■ The task
Count lines with the string "from" in them. State the number alone.

— Start Available records —

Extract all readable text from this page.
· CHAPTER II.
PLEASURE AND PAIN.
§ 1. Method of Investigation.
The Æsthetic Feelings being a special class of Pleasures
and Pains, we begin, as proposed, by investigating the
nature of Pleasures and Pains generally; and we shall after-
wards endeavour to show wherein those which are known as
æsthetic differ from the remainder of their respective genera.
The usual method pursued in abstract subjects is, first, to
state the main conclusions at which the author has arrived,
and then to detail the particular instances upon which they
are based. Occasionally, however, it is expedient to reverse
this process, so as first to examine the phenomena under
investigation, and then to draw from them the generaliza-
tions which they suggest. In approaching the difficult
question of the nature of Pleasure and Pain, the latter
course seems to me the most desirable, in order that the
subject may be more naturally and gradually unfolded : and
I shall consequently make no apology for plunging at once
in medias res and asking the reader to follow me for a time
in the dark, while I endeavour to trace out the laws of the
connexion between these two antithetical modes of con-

— End Available records —

■ Answer to the problem
3